Problem description — Can you reproduce, word for word, the section of the Jewish Peoplehood text starting with "Kaplan's purpose in" and going on through "on Jewish Peoplehood."?

Kaplan's definition of Judaism as "an evolving religious civilization" illumines his understanding of the centrality of Peoplehood in the Jewish religion. Describing Judaism as a religious civilization emphasizes the idea that Jewish people have sought "to make [their] collective experience yield meaning for the enrichment of the life of the individual Jew and for the spiritual greatness of the Jewish people." The definition as a civilization allows Judaism to accept the principles of unity in diversity and continuity in change. It is a reminder that Judaism consists of much that cannot be put into the category of religion in modern times, "paradoxical as it may sound, the spiritual regeneration of the Jewish people demands that religion cease to be its sole preoccupation." In the sense that existence precedes essence and life takes precedence over thought, Judaism exists for the sake of the Jewish people rather than the Jewish people existing for the sake of Judaism.

Kaplan's purpose in developing the Jewish Peoplehood idea was to create a vision broad enough to include everyone who identified as a Jew regardless of individual approaches to that identity.

In modern Jewish life
Since 2000, major Jewish organizations have embraced the peoplehood concept and intellectual interest in the topic has increased. Major organizations such as the Jewish Federations of North America, the JFNA New York Federation, the Jewish Agency for Israel, the Israel Ministry for Education, the Diaspora Museum, the Avi Chai Foundation, the American Jewish Committee and many other smaller organizations are either introducing the peoplehood concept as an organizing principle in their organizations or initiating high-profile programming with an explicit focus on Jewish Peoplehood.

Natan Sharansky, the Jewish Agency’s chairman, declared that the agency’s traditional Zionist mission had outlived its usefulness. In his new capacity, he has made Israel education and promoting Jewish Peoplehood a priority, particularly among the young.

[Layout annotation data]
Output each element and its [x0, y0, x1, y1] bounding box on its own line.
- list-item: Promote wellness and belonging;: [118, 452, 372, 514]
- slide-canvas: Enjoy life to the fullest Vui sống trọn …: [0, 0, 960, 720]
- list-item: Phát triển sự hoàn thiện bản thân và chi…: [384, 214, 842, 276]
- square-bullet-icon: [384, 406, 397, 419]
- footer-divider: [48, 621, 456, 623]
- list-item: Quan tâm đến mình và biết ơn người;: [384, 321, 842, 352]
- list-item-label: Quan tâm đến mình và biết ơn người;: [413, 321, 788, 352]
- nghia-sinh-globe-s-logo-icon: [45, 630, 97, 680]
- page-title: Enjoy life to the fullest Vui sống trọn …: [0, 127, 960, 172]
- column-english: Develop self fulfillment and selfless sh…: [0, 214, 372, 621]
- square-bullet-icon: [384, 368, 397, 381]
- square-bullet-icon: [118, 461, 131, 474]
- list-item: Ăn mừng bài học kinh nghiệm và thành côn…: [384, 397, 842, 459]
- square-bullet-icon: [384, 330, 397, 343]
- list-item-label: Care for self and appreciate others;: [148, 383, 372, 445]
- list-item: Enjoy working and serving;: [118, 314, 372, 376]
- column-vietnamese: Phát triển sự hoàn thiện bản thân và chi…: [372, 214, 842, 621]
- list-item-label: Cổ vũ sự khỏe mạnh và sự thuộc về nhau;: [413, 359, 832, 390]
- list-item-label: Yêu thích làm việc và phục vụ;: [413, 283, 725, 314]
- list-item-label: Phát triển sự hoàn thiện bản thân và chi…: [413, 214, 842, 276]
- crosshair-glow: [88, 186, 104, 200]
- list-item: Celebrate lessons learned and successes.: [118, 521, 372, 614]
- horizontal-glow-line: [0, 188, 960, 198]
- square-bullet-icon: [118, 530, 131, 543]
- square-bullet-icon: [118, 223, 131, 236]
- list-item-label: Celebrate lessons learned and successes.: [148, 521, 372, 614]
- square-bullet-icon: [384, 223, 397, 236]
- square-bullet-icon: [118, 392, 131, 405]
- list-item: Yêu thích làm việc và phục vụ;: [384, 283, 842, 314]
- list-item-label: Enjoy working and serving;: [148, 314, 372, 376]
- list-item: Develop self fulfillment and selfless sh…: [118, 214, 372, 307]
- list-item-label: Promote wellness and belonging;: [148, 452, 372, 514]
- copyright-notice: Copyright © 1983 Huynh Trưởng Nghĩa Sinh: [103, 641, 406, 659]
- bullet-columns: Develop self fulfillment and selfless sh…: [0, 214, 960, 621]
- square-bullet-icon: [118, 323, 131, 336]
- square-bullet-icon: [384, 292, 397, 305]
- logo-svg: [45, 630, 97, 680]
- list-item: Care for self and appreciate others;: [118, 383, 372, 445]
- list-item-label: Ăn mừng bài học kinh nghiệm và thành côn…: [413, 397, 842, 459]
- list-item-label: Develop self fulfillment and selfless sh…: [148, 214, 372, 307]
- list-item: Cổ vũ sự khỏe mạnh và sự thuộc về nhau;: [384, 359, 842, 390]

The response —
Kaplan's purpose in developing the Jewish Peoplehood idea was to create a vision broad enough to include everyone who identified as a Jew regardless of individual approaches to that identity.

In modern Jewish life
Since 2000, major Jewish organizations have embraced the peoplehood concept and intellectual interest in the topic has increased. Major organizations such as the Jewish Federations of North America, the JFNA New York Federation, the Jewish Agency for Israel, the Israel Ministry for Education, the Diaspora Museum, the Avi Chai Foundation, the American Jewish Committee and many other smaller organizations are either introducing the peoplehood concept as an organizing principle in their organizations or initiating high-profile programming with an explicit focus on Jewish Peoplehood.